Scan the data below for the string "PRIJS". Copy every line where it appears.

Stored records:

=-=-=-=-=

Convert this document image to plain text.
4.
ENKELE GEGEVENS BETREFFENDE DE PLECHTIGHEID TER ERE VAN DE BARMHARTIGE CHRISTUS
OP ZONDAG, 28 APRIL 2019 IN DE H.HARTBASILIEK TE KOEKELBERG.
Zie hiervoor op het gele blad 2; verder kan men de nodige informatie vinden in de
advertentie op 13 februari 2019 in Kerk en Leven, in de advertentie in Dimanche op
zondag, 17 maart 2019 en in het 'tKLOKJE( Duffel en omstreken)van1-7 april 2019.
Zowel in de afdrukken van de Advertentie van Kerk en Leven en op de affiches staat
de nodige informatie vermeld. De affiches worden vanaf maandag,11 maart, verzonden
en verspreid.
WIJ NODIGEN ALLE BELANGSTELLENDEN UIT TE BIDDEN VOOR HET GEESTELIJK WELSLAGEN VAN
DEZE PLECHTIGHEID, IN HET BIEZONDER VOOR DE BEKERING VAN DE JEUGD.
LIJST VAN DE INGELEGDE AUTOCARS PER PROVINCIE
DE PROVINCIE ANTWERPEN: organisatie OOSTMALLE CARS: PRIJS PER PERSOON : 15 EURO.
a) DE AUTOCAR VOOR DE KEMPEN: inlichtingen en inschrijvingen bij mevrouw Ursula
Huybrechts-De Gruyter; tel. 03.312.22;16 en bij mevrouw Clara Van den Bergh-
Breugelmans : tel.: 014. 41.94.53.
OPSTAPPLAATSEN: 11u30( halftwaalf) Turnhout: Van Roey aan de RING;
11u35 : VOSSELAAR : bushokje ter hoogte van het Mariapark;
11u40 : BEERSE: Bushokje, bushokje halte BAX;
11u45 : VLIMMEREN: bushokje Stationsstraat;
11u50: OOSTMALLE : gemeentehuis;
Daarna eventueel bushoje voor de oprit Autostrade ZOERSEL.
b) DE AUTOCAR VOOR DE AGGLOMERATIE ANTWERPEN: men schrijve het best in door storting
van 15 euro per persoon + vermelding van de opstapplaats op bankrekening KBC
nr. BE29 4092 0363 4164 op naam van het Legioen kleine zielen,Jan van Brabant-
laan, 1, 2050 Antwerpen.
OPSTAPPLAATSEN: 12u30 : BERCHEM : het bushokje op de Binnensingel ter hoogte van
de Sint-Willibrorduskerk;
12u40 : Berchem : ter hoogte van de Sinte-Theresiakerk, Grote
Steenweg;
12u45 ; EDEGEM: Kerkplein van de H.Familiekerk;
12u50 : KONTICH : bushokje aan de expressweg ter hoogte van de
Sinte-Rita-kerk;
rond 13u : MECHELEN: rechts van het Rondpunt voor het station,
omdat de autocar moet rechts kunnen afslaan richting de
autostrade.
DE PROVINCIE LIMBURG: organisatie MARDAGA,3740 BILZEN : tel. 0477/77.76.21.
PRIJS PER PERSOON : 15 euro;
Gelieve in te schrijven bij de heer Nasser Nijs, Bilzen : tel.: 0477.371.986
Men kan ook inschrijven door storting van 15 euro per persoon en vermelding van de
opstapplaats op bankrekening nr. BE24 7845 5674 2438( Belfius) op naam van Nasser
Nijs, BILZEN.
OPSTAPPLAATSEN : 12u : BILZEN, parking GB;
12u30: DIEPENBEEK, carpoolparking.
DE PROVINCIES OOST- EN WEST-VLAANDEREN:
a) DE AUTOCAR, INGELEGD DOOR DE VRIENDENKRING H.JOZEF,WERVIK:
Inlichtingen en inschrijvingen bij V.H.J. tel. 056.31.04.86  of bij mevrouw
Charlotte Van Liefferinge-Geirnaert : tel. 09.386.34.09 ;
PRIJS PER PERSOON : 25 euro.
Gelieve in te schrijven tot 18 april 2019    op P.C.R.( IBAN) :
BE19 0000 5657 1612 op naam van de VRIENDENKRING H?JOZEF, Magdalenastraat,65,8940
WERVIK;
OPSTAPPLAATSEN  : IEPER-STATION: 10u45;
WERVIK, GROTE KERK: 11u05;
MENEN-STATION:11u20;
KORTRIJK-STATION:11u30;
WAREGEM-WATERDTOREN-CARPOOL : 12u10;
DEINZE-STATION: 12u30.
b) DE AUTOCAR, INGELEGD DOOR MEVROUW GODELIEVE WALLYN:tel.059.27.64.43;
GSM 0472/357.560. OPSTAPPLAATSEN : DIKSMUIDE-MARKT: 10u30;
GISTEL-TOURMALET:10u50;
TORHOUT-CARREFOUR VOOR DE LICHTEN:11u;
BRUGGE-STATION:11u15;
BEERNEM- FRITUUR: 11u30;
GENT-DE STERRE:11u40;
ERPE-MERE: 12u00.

=-=-=-=-=

Response for this exercise
DE PROVINCIE ANTWERPEN: organisatie OOSTMALLE CARS: PRIJS PER PERSOON : 15 EURO.
PRIJS PER PERSOON : 15 euro;
PRIJS PER PERSOON : 25 euro.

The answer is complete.